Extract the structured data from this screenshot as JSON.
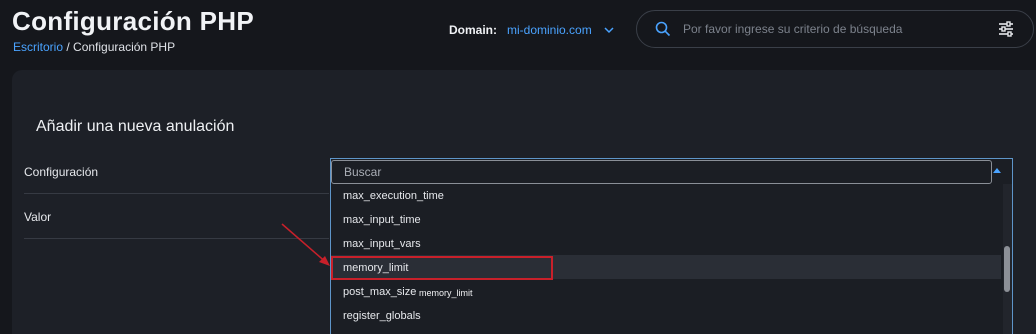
{
  "header": {
    "title": "Configuración PHP",
    "breadcrumb": {
      "link": "Escritorio",
      "separator": "/",
      "current": "Configuración PHP"
    },
    "domain": {
      "label": "Domain:",
      "value": "mi-dominio.com"
    },
    "search": {
      "placeholder": "Por favor ingrese su criterio de búsqueda"
    }
  },
  "form": {
    "title": "Añadir una nueva anulación",
    "config_label": "Configuración",
    "value_label": "Valor",
    "dropdown": {
      "search_placeholder": "Buscar",
      "options": [
        "max_execution_time",
        "max_input_time",
        "max_input_vars",
        "memory_limit",
        "post_max_size",
        "register_globals"
      ],
      "highlighted": "memory_limit",
      "tooltip": "memory_limit"
    }
  },
  "colors": {
    "accent": "#4aa3ff",
    "annotation": "#c8202a"
  },
  "icons": [
    "chevron-down-icon",
    "search-icon",
    "filter-sliders-icon",
    "caret-up-icon",
    "annotation-arrow"
  ]
}
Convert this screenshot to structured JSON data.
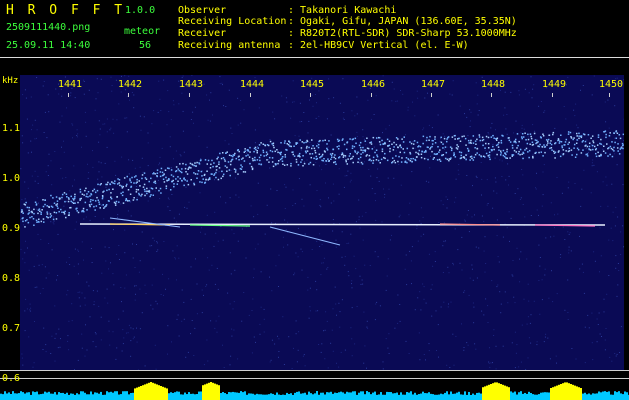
{
  "header": {
    "app_name": "H R O F F T",
    "version": "1.0.0",
    "filename": "2509111440.png",
    "datetime": "25.09.11 14:40",
    "meteor_label": "meteor",
    "meteor_count": "56"
  },
  "info": [
    {
      "label": "Observer",
      "value": ": Takanori Kawachi"
    },
    {
      "label": "Receiving Location",
      "value": ": Ogaki, Gifu, JAPAN (136.60E, 35.35N)"
    },
    {
      "label": "Receiver",
      "value": ": R820T2(RTL-SDR) SDR-Sharp 53.1000MHz"
    },
    {
      "label": "Receiving antenna",
      "value": ": 2el-HB9CV Vertical (el. E-W)"
    }
  ],
  "axes": {
    "y_unit": "kHz",
    "x_ticks": [
      "1441",
      "1442",
      "1443",
      "1444",
      "1445",
      "1446",
      "1447",
      "1448",
      "1449",
      "1450"
    ],
    "y_ticks": [
      "1.1",
      "1.0",
      "0.9",
      "0.8",
      "0.7",
      "0.6"
    ]
  },
  "colors": {
    "background": "#000000",
    "plot_bg": "#0a0a55",
    "text_yellow": "#ffff00",
    "text_green": "#3cff3c",
    "signal": "#6fb0ff",
    "carrier": "#e8f0ff",
    "level_bar": "#00c8ff",
    "level_peak": "#ffff00"
  }
}
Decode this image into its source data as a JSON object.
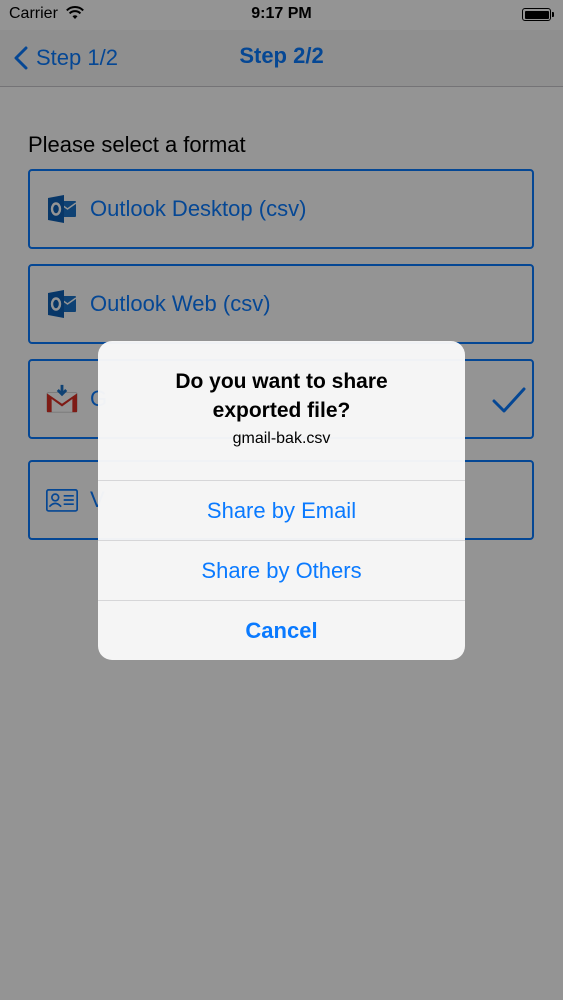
{
  "status_bar": {
    "carrier": "Carrier",
    "time": "9:17 PM"
  },
  "nav": {
    "back_label": "Step 1/2",
    "title": "Step 2/2"
  },
  "content": {
    "prompt": "Please select a format",
    "options": [
      {
        "label": "Outlook Desktop (csv)",
        "icon": "outlook-icon"
      },
      {
        "label": "Outlook Web (csv)",
        "icon": "outlook-icon"
      },
      {
        "label": "G",
        "icon": "gmail-icon",
        "selected": true
      },
      {
        "label": "V",
        "icon": "vcard-icon"
      }
    ]
  },
  "alert": {
    "title_line1": "Do you want to share",
    "title_line2": "exported file?",
    "message": "gmail-bak.csv",
    "buttons": [
      "Share by Email",
      "Share by Others",
      "Cancel"
    ]
  },
  "colors": {
    "accent": "#0a7aff",
    "outlook_blue": "#0f5fb3",
    "gmail_red": "#d93025",
    "overlay": "rgba(0,0,0,0.42)"
  }
}
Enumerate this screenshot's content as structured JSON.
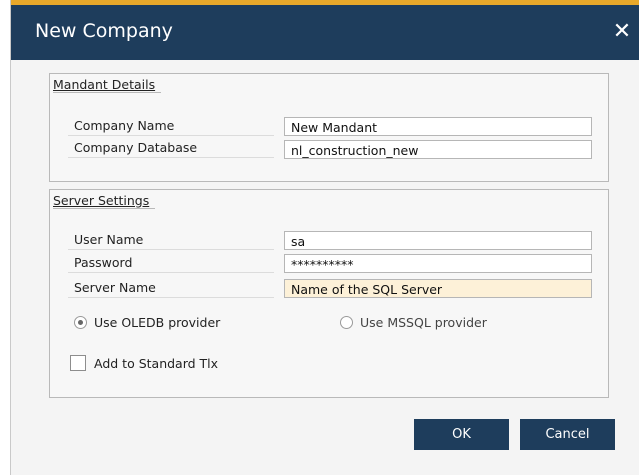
{
  "dialog": {
    "title": "New Company",
    "close_symbol": "✕"
  },
  "mandant": {
    "legend": "Mandant Details",
    "company_name_label": "Company Name",
    "company_name_value": "New Mandant",
    "company_db_label": "Company Database",
    "company_db_value": "nl_construction_new"
  },
  "server": {
    "legend": "Server Settings",
    "user_label": "User Name",
    "user_value": "sa",
    "password_label": "Password",
    "password_value": "**********",
    "server_label": "Server Name",
    "server_value": "Name of the SQL Server",
    "oledb_label": "Use OLEDB provider",
    "oledb_selected": true,
    "mssql_label": "Use MSSQL provider",
    "mssql_selected": false,
    "add_std_label": "Add to Standard Tlx",
    "add_std_checked": false
  },
  "buttons": {
    "ok": "OK",
    "cancel": "Cancel"
  },
  "colors": {
    "titlebar": "#1e3d5c",
    "accent": "#e8a82a",
    "server_name_field": "#fdf1d8"
  },
  "icons": {
    "close": "close-icon",
    "radio": "radio-icon",
    "checkbox": "checkbox-icon"
  }
}
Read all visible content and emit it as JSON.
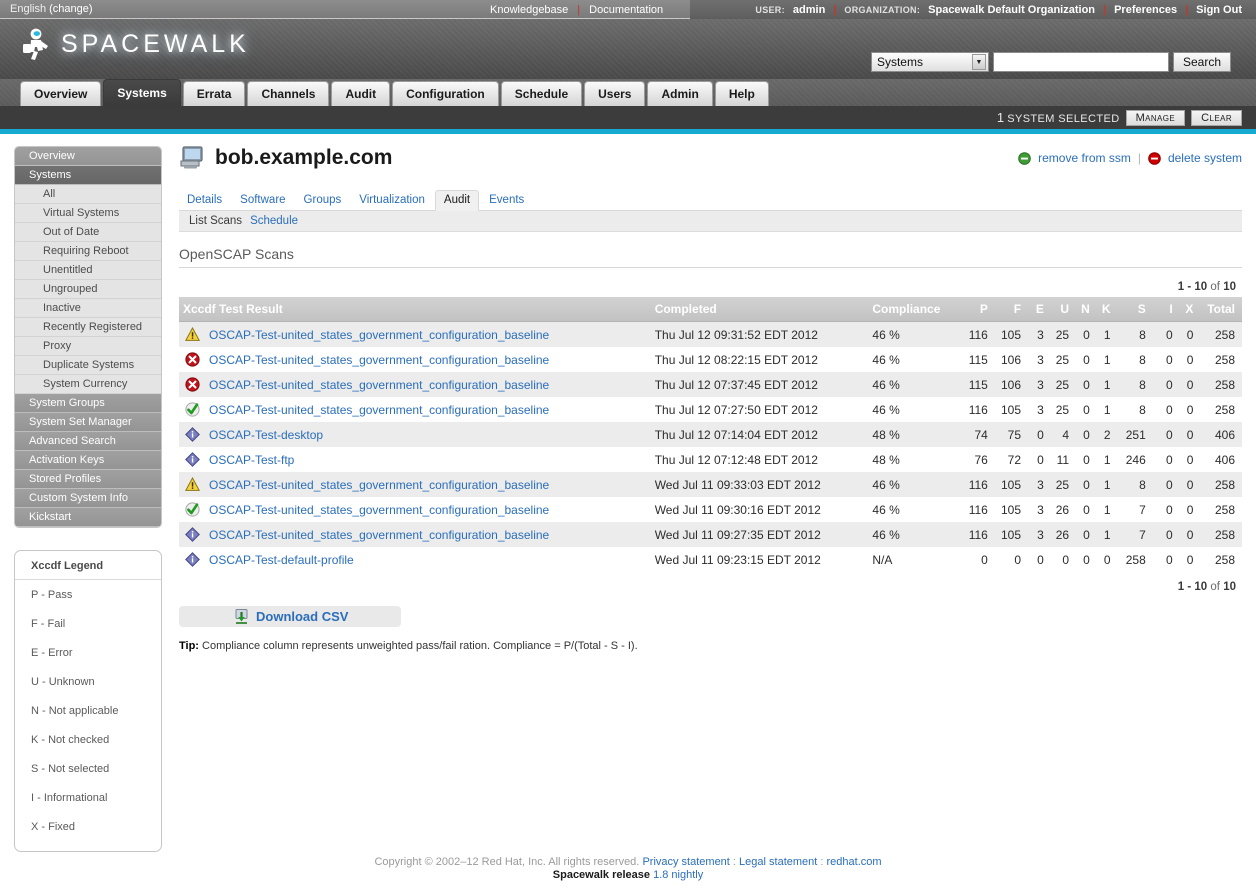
{
  "utility": {
    "language": "English",
    "language_change": "(change)",
    "knowledgebase": "Knowledgebase",
    "documentation": "Documentation",
    "user_label": "USER:",
    "user_name": "admin",
    "org_label": "ORGANIZATION:",
    "org_name": "Spacewalk Default Organization",
    "preferences": "Preferences",
    "sign_out": "Sign Out"
  },
  "brand": {
    "name": "SPACEWALK",
    "accent": "#16aad2"
  },
  "search": {
    "scope_selected": "Systems",
    "query": "",
    "placeholder": "",
    "button": "Search"
  },
  "nav_tabs": [
    {
      "label": "Overview",
      "active": false
    },
    {
      "label": "Systems",
      "active": true
    },
    {
      "label": "Errata",
      "active": false
    },
    {
      "label": "Channels",
      "active": false
    },
    {
      "label": "Audit",
      "active": false
    },
    {
      "label": "Configuration",
      "active": false
    },
    {
      "label": "Schedule",
      "active": false
    },
    {
      "label": "Users",
      "active": false
    },
    {
      "label": "Admin",
      "active": false
    },
    {
      "label": "Help",
      "active": false
    }
  ],
  "ssm": {
    "count": "1",
    "text": "SYSTEM SELECTED",
    "manage": "Manage",
    "clear": "Clear"
  },
  "sidebar": {
    "items": [
      {
        "label": "Overview",
        "level": "top",
        "selected": false
      },
      {
        "label": "Systems",
        "level": "top",
        "selected": true
      },
      {
        "label": "All",
        "level": "sub",
        "selected": false
      },
      {
        "label": "Virtual Systems",
        "level": "sub",
        "selected": false
      },
      {
        "label": "Out of Date",
        "level": "sub",
        "selected": false
      },
      {
        "label": "Requiring Reboot",
        "level": "sub",
        "selected": false
      },
      {
        "label": "Unentitled",
        "level": "sub",
        "selected": false
      },
      {
        "label": "Ungrouped",
        "level": "sub",
        "selected": false
      },
      {
        "label": "Inactive",
        "level": "sub",
        "selected": false
      },
      {
        "label": "Recently Registered",
        "level": "sub",
        "selected": false
      },
      {
        "label": "Proxy",
        "level": "sub",
        "selected": false
      },
      {
        "label": "Duplicate Systems",
        "level": "sub",
        "selected": false
      },
      {
        "label": "System Currency",
        "level": "sub",
        "selected": false
      },
      {
        "label": "System Groups",
        "level": "top",
        "selected": false
      },
      {
        "label": "System Set Manager",
        "level": "top",
        "selected": false
      },
      {
        "label": "Advanced Search",
        "level": "top",
        "selected": false
      },
      {
        "label": "Activation Keys",
        "level": "top",
        "selected": false
      },
      {
        "label": "Stored Profiles",
        "level": "top",
        "selected": false
      },
      {
        "label": "Custom System Info",
        "level": "top",
        "selected": false
      },
      {
        "label": "Kickstart",
        "level": "top",
        "selected": false
      }
    ]
  },
  "legend": {
    "title": "Xccdf Legend",
    "rows": [
      "P - Pass",
      "F - Fail",
      "E - Error",
      "U - Unknown",
      "N - Not applicable",
      "K - Not checked",
      "S - Not selected",
      "I - Informational",
      "X - Fixed"
    ]
  },
  "system": {
    "title": "bob.example.com",
    "icon": "monitor-icon",
    "actions": [
      {
        "label": "remove from ssm",
        "icon": "minus-circle-green-icon"
      },
      {
        "label": "delete system",
        "icon": "minus-circle-red-icon"
      }
    ]
  },
  "subtabs": [
    {
      "label": "Details",
      "active": false
    },
    {
      "label": "Software",
      "active": false
    },
    {
      "label": "Groups",
      "active": false
    },
    {
      "label": "Virtualization",
      "active": false
    },
    {
      "label": "Audit",
      "active": true
    },
    {
      "label": "Events",
      "active": false
    }
  ],
  "subtabs2": [
    {
      "label": "List Scans",
      "active": true
    },
    {
      "label": "Schedule",
      "active": false
    }
  ],
  "section": {
    "title": "OpenSCAP Scans"
  },
  "pager": {
    "range": "1 - 10",
    "of": "of",
    "total": "10"
  },
  "table": {
    "columns": [
      "Xccdf Test Result",
      "Completed",
      "Compliance",
      "P",
      "F",
      "E",
      "U",
      "N",
      "K",
      "S",
      "I",
      "X",
      "Total"
    ],
    "rows": [
      {
        "icon": "warning-icon",
        "name": "OSCAP-Test-united_states_government_configuration_baseline",
        "completed": "Thu Jul 12 09:31:52 EDT 2012",
        "compliance": "46 %",
        "p": "116",
        "f": "105",
        "e": "3",
        "u": "25",
        "n": "0",
        "k": "1",
        "s": "8",
        "i": "0",
        "x": "0",
        "total": "258"
      },
      {
        "icon": "error-icon",
        "name": "OSCAP-Test-united_states_government_configuration_baseline",
        "completed": "Thu Jul 12 08:22:15 EDT 2012",
        "compliance": "46 %",
        "p": "115",
        "f": "106",
        "e": "3",
        "u": "25",
        "n": "0",
        "k": "1",
        "s": "8",
        "i": "0",
        "x": "0",
        "total": "258"
      },
      {
        "icon": "error-icon",
        "name": "OSCAP-Test-united_states_government_configuration_baseline",
        "completed": "Thu Jul 12 07:37:45 EDT 2012",
        "compliance": "46 %",
        "p": "115",
        "f": "106",
        "e": "3",
        "u": "25",
        "n": "0",
        "k": "1",
        "s": "8",
        "i": "0",
        "x": "0",
        "total": "258"
      },
      {
        "icon": "success-icon",
        "name": "OSCAP-Test-united_states_government_configuration_baseline",
        "completed": "Thu Jul 12 07:27:50 EDT 2012",
        "compliance": "46 %",
        "p": "116",
        "f": "105",
        "e": "3",
        "u": "25",
        "n": "0",
        "k": "1",
        "s": "8",
        "i": "0",
        "x": "0",
        "total": "258"
      },
      {
        "icon": "info-icon",
        "name": "OSCAP-Test-desktop",
        "completed": "Thu Jul 12 07:14:04 EDT 2012",
        "compliance": "48 %",
        "p": "74",
        "f": "75",
        "e": "0",
        "u": "4",
        "n": "0",
        "k": "2",
        "s": "251",
        "i": "0",
        "x": "0",
        "total": "406"
      },
      {
        "icon": "info-icon",
        "name": "OSCAP-Test-ftp",
        "completed": "Thu Jul 12 07:12:48 EDT 2012",
        "compliance": "48 %",
        "p": "76",
        "f": "72",
        "e": "0",
        "u": "11",
        "n": "0",
        "k": "1",
        "s": "246",
        "i": "0",
        "x": "0",
        "total": "406"
      },
      {
        "icon": "warning-icon",
        "name": "OSCAP-Test-united_states_government_configuration_baseline",
        "completed": "Wed Jul 11 09:33:03 EDT 2012",
        "compliance": "46 %",
        "p": "116",
        "f": "105",
        "e": "3",
        "u": "25",
        "n": "0",
        "k": "1",
        "s": "8",
        "i": "0",
        "x": "0",
        "total": "258"
      },
      {
        "icon": "success-icon",
        "name": "OSCAP-Test-united_states_government_configuration_baseline",
        "completed": "Wed Jul 11 09:30:16 EDT 2012",
        "compliance": "46 %",
        "p": "116",
        "f": "105",
        "e": "3",
        "u": "26",
        "n": "0",
        "k": "1",
        "s": "7",
        "i": "0",
        "x": "0",
        "total": "258"
      },
      {
        "icon": "info-icon",
        "name": "OSCAP-Test-united_states_government_configuration_baseline",
        "completed": "Wed Jul 11 09:27:35 EDT 2012",
        "compliance": "46 %",
        "p": "116",
        "f": "105",
        "e": "3",
        "u": "26",
        "n": "0",
        "k": "1",
        "s": "7",
        "i": "0",
        "x": "0",
        "total": "258"
      },
      {
        "icon": "info-icon",
        "name": "OSCAP-Test-default-profile",
        "completed": "Wed Jul 11 09:23:15 EDT 2012",
        "compliance": "N/A",
        "p": "0",
        "f": "0",
        "e": "0",
        "u": "0",
        "n": "0",
        "k": "0",
        "s": "258",
        "i": "0",
        "x": "0",
        "total": "258"
      }
    ]
  },
  "download": {
    "label": "Download CSV",
    "icon": "download-icon"
  },
  "tip": {
    "label": "Tip:",
    "text": "Compliance column represents unweighted pass/fail ration. Compliance = P/(Total - S - I)."
  },
  "footer": {
    "copyright": "Copyright © 2002–12 Red Hat, Inc. All rights reserved.",
    "privacy": "Privacy statement",
    "legal": "Legal statement",
    "redhat": "redhat.com",
    "release_label": "Spacewalk release",
    "release_version": "1.8 nightly"
  }
}
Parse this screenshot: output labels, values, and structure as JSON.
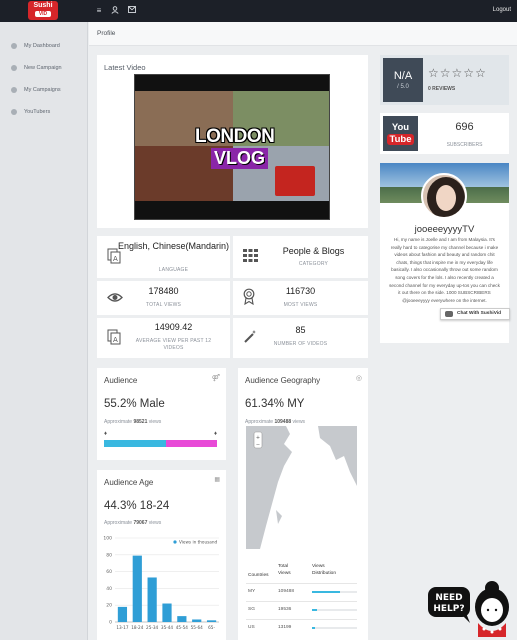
{
  "topbar": {
    "logo_text": "Sushi",
    "logo_sub": "VID",
    "logout_label": "Logout",
    "icons": [
      "menu-icon",
      "user-icon",
      "mail-icon"
    ]
  },
  "sidebar": {
    "items": [
      {
        "label": "My Dashboard",
        "icon": "dashboard-icon"
      },
      {
        "label": "New Campaign",
        "icon": "campaign-icon"
      },
      {
        "label": "My Campaigns",
        "icon": "campaigns-icon"
      },
      {
        "label": "YouTubers",
        "icon": "youtubers-icon"
      }
    ]
  },
  "breadcrumb": "Profile",
  "latest_video": {
    "title": "Latest Video",
    "overlay_line1": "LONDON",
    "overlay_line2": "VLOG"
  },
  "stats": [
    {
      "value": "English, Chinese(Mandarin)",
      "label": "LANGUAGE",
      "icon": "translate-icon"
    },
    {
      "value": "People & Blogs",
      "label": "CATEGORY",
      "icon": "grid-icon"
    },
    {
      "value": "178480",
      "label": "TOTAL VIEWS",
      "icon": "eye-icon"
    },
    {
      "value": "116730",
      "label": "MOST VIEWS",
      "icon": "award-icon"
    },
    {
      "value": "14909.42",
      "label": "AVERAGE VIEW PER PAST 12 VIDEOS",
      "icon": "translate-icon"
    },
    {
      "value": "85",
      "label": "NUMBER OF VIDEOS",
      "icon": "wand-icon"
    }
  ],
  "rating": {
    "value": "N/A",
    "scale": "/ 5.0",
    "reviews_count": "0",
    "reviews_label": "REVIEWS",
    "stars": 0,
    "stars_total": 5
  },
  "youtube": {
    "logo_line1": "You",
    "logo_line2": "Tube",
    "subscribers": "696",
    "subscribers_label": "SUBSCRIBERS"
  },
  "profile": {
    "name": "jooeeeyyyyTV",
    "bio": "Hi, my name is Joelle and I am from Malaysia. It's really hard to categorise my channel because i make videos about fashion and beauty and random chit chats, things that inspire me in my everyday life basically. I also occasionally throw out some random song covers for the lols. I also recently created a second channel for my everyday up-tos you can check it out there on the side. 1000 SUBSCRIBERS @jooeeeyyyy everywhere on the internet."
  },
  "chat_button": "Chat With SushiVid",
  "audience": {
    "title": "Audience",
    "headline": "55.2% Male",
    "approx_prefix": "Approximate",
    "approx_value": "98521",
    "approx_suffix": "views",
    "male_pct": 55.2,
    "colors": {
      "male": "#39b8e0",
      "female": "#e84ad7"
    }
  },
  "audience_geography": {
    "title": "Audience Geography",
    "headline": "61.34% MY",
    "approx_prefix": "Approximate",
    "approx_value": "109488",
    "approx_suffix": "views",
    "headers": {
      "country": "Countries",
      "views": "Total Views",
      "dist": "Views Distribution"
    },
    "rows": [
      {
        "country": "MY",
        "views": "109488",
        "share": 0.6134
      },
      {
        "country": "SG",
        "views": "19536",
        "share": 0.11
      },
      {
        "country": "US",
        "views": "13199",
        "share": 0.07
      }
    ]
  },
  "audience_age": {
    "title": "Audience Age",
    "headline": "44.3% 18-24",
    "approx_prefix": "Approximate",
    "approx_value": "79067",
    "approx_suffix": "views",
    "chart_data": {
      "type": "bar",
      "categories": [
        "13-17",
        "18-24",
        "25-34",
        "35-44",
        "45-54",
        "55-64",
        "65-"
      ],
      "series": [
        {
          "name": "Views in thousand",
          "values": [
            18,
            79,
            53,
            22,
            7,
            3,
            2
          ]
        }
      ],
      "ylim": [
        0,
        100
      ],
      "yticks": [
        0,
        20,
        40,
        60,
        80,
        100
      ],
      "grid": true,
      "legend": "top-right",
      "color": "#2f9ed6"
    }
  },
  "need_help": {
    "line1": "NEED",
    "line2": "HELP?"
  }
}
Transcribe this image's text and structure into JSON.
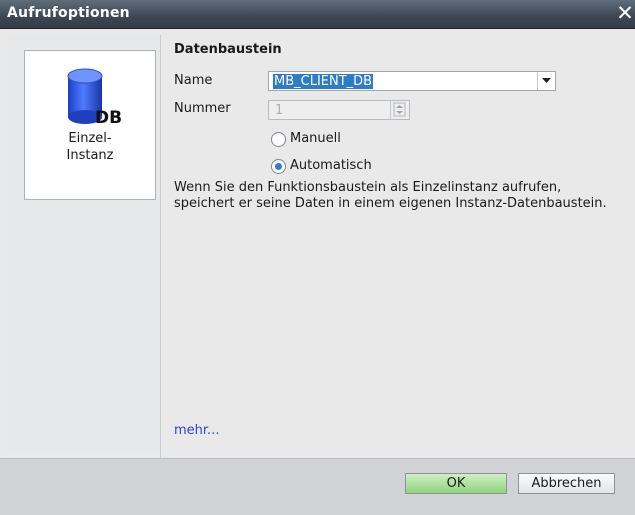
{
  "dialog": {
    "title": "Aufrufoptionen",
    "close_label": "✕"
  },
  "tile": {
    "icon_text": "DB",
    "label": "Einzel-\nInstanz"
  },
  "datablock": {
    "section_title": "Datenbaustein",
    "name_label": "Name",
    "name_value": "MB_CLIENT_DB",
    "number_label": "Nummer",
    "number_value": "1",
    "radio_manual": "Manuell",
    "radio_auto": "Automatisch",
    "selected_mode": "Automatisch",
    "description": "Wenn Sie den Funktionsbaustein als Einzelinstanz aufrufen, speichert er seine Daten in einem eigenen Instanz-Datenbaustein.",
    "more_link": "mehr..."
  },
  "footer": {
    "ok_label": "OK",
    "cancel_label": "Abbrechen"
  },
  "colors": {
    "titlebar": "#3f4a57",
    "selection": "#2d7cc8",
    "link": "#2a46d3",
    "ok_button": "#8fd47d",
    "db_icon": "#2f5fe0"
  }
}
★ ★ ★ ★ ★ ★ ★
- **Exercise task**: Scan the material line by line and report each one that contains "into".

- **Problem solution**:
Decode this image into its source data as a JSON object.
Transcribe this image's text and structure into JSON.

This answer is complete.